Data excerpts:
__________________________________________________

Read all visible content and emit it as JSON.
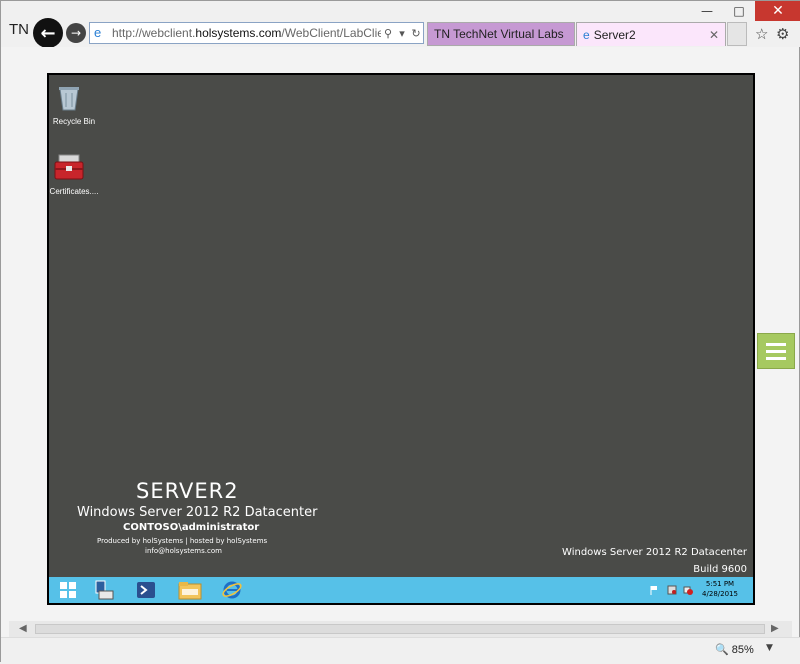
{
  "browser": {
    "logo_text": "TN",
    "address_prefix": "http://webclient.",
    "address_domain": "holsystems.com",
    "address_rest": "/WebClient/LabClient.as",
    "tabs": [
      {
        "label": "TN TechNet Virtual Labs"
      },
      {
        "label": "Server2"
      }
    ],
    "zoom": "85%"
  },
  "desktop": {
    "icons": [
      {
        "label": "Recycle Bin"
      },
      {
        "label": "Certificates...."
      }
    ],
    "server_name": "SERVER2",
    "os_name": "Windows Server 2012 R2 Datacenter",
    "user": "CONTOSO\\administrator",
    "produced_by": "Produced by holSystems | hosted by holSystems",
    "email": "info@holsystems.com",
    "watermark_line1": "Windows Server 2012 R2 Datacenter",
    "watermark_line2": "Build 9600"
  },
  "taskbar": {
    "time": "5:51 PM",
    "date": "4/28/2015"
  },
  "colors": {
    "desktop_bg": "#4a4b48",
    "taskbar": "#56c1e8",
    "tab_active": "#fbe6fb",
    "tab_inactive": "#c699d3",
    "side_tab": "#a6c960"
  }
}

__________________________________________________

**What you need to do:** Pull out each line containing the word "Windows" and copy it.

**Task response:**
    "os_name": "Windows Server 2012 R2 Datacenter",
    "watermark_line1": "Windows Server 2012 R2 Datacenter",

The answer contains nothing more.